Data items:
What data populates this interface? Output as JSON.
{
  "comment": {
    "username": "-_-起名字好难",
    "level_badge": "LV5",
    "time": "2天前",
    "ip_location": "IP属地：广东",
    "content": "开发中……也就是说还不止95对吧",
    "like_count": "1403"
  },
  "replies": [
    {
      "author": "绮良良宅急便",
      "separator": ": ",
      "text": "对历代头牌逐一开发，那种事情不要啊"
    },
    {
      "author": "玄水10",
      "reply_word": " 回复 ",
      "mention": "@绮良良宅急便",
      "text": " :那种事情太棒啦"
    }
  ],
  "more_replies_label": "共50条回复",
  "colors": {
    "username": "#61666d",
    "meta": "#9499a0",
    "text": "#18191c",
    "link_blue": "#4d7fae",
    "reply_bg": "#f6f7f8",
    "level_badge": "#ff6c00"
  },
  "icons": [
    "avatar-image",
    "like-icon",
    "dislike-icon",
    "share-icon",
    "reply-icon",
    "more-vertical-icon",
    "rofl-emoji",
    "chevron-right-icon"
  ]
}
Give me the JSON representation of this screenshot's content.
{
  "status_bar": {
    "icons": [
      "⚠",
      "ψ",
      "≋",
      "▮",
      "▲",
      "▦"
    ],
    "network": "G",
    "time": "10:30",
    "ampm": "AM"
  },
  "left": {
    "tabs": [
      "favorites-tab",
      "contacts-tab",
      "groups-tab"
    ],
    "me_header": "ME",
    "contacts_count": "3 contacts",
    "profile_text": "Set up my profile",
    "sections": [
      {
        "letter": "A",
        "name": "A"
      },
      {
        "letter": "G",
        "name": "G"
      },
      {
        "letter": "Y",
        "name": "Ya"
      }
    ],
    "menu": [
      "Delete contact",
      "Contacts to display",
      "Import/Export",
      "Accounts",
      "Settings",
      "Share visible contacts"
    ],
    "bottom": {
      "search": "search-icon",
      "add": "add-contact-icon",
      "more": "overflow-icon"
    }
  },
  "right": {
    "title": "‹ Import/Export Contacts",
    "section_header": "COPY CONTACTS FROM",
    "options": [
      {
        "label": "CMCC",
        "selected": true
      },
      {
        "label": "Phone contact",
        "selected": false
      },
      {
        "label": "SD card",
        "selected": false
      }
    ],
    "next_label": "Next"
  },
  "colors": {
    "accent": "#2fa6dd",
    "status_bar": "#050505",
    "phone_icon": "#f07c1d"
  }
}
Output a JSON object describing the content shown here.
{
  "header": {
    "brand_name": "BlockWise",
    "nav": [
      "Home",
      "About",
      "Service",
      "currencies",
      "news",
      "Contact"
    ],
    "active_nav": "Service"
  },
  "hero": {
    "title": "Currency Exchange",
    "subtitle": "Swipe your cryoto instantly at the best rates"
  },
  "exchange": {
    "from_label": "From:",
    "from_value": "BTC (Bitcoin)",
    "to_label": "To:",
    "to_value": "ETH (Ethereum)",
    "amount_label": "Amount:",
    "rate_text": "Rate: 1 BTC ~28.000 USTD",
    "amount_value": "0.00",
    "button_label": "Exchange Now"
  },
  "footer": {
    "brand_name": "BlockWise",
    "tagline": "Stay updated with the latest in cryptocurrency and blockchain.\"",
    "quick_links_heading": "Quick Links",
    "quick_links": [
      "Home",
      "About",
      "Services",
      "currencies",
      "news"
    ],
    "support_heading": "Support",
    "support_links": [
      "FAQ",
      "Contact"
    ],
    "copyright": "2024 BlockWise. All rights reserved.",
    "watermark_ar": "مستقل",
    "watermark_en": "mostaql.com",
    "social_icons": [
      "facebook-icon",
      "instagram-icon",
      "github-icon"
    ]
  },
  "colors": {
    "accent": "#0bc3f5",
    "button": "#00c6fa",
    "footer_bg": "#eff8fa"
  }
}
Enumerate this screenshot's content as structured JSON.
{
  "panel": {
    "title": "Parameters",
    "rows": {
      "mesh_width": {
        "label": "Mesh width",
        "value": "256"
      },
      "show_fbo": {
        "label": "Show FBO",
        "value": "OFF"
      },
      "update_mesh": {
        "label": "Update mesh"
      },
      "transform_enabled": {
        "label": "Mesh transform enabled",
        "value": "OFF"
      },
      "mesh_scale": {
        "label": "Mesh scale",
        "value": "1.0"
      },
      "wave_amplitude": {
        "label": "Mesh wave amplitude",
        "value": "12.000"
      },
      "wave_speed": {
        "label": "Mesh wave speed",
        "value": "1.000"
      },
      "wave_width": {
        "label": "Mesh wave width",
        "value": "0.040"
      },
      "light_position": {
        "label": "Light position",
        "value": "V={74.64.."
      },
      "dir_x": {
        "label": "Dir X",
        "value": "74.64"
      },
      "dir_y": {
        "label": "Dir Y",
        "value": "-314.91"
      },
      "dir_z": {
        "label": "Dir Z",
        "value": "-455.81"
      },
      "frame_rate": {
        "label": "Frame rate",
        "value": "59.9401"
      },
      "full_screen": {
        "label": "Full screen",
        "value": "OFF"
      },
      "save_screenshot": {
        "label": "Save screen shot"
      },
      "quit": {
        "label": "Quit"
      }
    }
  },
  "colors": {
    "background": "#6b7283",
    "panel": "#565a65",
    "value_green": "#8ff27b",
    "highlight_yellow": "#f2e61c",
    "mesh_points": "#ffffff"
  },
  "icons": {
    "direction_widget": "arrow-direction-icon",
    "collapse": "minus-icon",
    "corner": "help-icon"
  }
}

# The problem:
Make an exact copy of all the data.

# The solution:
What data populates this interface? Output as JSON.
{
  "comment": {
    "username": "-_-起名字好难",
    "level_badge": "LV5",
    "time": "2天前",
    "ip_location": "IP属地：广东",
    "content": "开发中……也就是说还不止95对吧",
    "like_count": "1403"
  },
  "replies": [
    {
      "author": "绮良良宅急便",
      "separator": ": ",
      "text": "对历代头牌逐一开发，那种事情不要啊"
    },
    {
      "author": "玄水10",
      "reply_word": " 回复 ",
      "mention": "@绮良良宅急便",
      "text": " :那种事情太棒啦"
    }
  ],
  "more_replies_label": "共50条回复",
  "colors": {
    "username": "#61666d",
    "meta": "#9499a0",
    "text": "#18191c",
    "link_blue": "#4d7fae",
    "reply_bg": "#f6f7f8",
    "level_badge": "#ff6c00"
  },
  "icons": [
    "avatar-image",
    "like-icon",
    "dislike-icon",
    "share-icon",
    "reply-icon",
    "more-vertical-icon",
    "rofl-emoji",
    "chevron-right-icon"
  ]
}
Give me the JSON representation of this screenshot's content.
{
  "status_bar": {
    "icons": [
      "⚠",
      "ψ",
      "≋",
      "▮",
      "▲",
      "▦"
    ],
    "network": "G",
    "time": "10:30",
    "ampm": "AM"
  },
  "left": {
    "tabs": [
      "favorites-tab",
      "contacts-tab",
      "groups-tab"
    ],
    "me_header": "ME",
    "contacts_count": "3 contacts",
    "profile_text": "Set up my profile",
    "sections": [
      {
        "letter": "A",
        "name": "A"
      },
      {
        "letter": "G",
        "name": "G"
      },
      {
        "letter": "Y",
        "name": "Ya"
      }
    ],
    "menu": [
      "Delete contact",
      "Contacts to display",
      "Import/Export",
      "Accounts",
      "Settings",
      "Share visible contacts"
    ],
    "bottom": {
      "search": "search-icon",
      "add": "add-contact-icon",
      "more": "overflow-icon"
    }
  },
  "right": {
    "title": "‹ Import/Export Contacts",
    "section_header": "COPY CONTACTS FROM",
    "options": [
      {
        "label": "CMCC",
        "selected": true
      },
      {
        "label": "Phone contact",
        "selected": false
      },
      {
        "label": "SD card",
        "selected": false
      }
    ],
    "next_label": "Next"
  },
  "colors": {
    "accent": "#2fa6dd",
    "status_bar": "#050505",
    "phone_icon": "#f07c1d"
  }
}
Output a JSON object describing the content shown here.
{
  "header": {
    "brand_name": "BlockWise",
    "nav": [
      "Home",
      "About",
      "Service",
      "currencies",
      "news",
      "Contact"
    ],
    "active_nav": "Service"
  },
  "hero": {
    "title": "Currency Exchange",
    "subtitle": "Swipe your cryoto instantly at the best rates"
  },
  "exchange": {
    "from_label": "From:",
    "from_value": "BTC (Bitcoin)",
    "to_label": "To:",
    "to_value": "ETH (Ethereum)",
    "amount_label": "Amount:",
    "rate_text": "Rate: 1 BTC ~28.000 USTD",
    "amount_value": "0.00",
    "button_label": "Exchange Now"
  },
  "footer": {
    "brand_name": "BlockWise",
    "tagline": "Stay updated with the latest in cryptocurrency and blockchain.\"",
    "quick_links_heading": "Quick Links",
    "quick_links": [
      "Home",
      "About",
      "Services",
      "currencies",
      "news"
    ],
    "support_heading": "Support",
    "support_links": [
      "FAQ",
      "Contact"
    ],
    "copyright": "2024 BlockWise. All rights reserved.",
    "watermark_ar": "مستقل",
    "watermark_en": "mostaql.com",
    "social_icons": [
      "facebook-icon",
      "instagram-icon",
      "github-icon"
    ]
  },
  "colors": {
    "accent": "#0bc3f5",
    "button": "#00c6fa",
    "footer_bg": "#eff8fa"
  }
}
Enumerate this screenshot's content as structured JSON.
{
  "panel": {
    "title": "Parameters",
    "rows": {
      "mesh_width": {
        "label": "Mesh width",
        "value": "256"
      },
      "show_fbo": {
        "label": "Show FBO",
        "value": "OFF"
      },
      "update_mesh": {
        "label": "Update mesh"
      },
      "transform_enabled": {
        "label": "Mesh transform enabled",
        "value": "OFF"
      },
      "mesh_scale": {
        "label": "Mesh scale",
        "value": "1.0"
      },
      "wave_amplitude": {
        "label": "Mesh wave amplitude",
        "value": "12.000"
      },
      "wave_speed": {
        "label": "Mesh wave speed",
        "value": "1.000"
      },
      "wave_width": {
        "label": "Mesh wave width",
        "value": "0.040"
      },
      "light_position": {
        "label": "Light position",
        "value": "V={74.64.."
      },
      "dir_x": {
        "label": "Dir X",
        "value": "74.64"
      },
      "dir_y": {
        "label": "Dir Y",
        "value": "-314.91"
      },
      "dir_z": {
        "label": "Dir Z",
        "value": "-455.81"
      },
      "frame_rate": {
        "label": "Frame rate",
        "value": "59.9401"
      },
      "full_screen": {
        "label": "Full screen",
        "value": "OFF"
      },
      "save_screenshot": {
        "label": "Save screen shot"
      },
      "quit": {
        "label": "Quit"
      }
    }
  },
  "colors": {
    "background": "#6b7283",
    "panel": "#565a65",
    "value_green": "#8ff27b",
    "highlight_yellow": "#f2e61c",
    "mesh_points": "#ffffff"
  },
  "icons": {
    "direction_widget": "arrow-direction-icon",
    "collapse": "minus-icon",
    "corner": "help-icon"
  }
}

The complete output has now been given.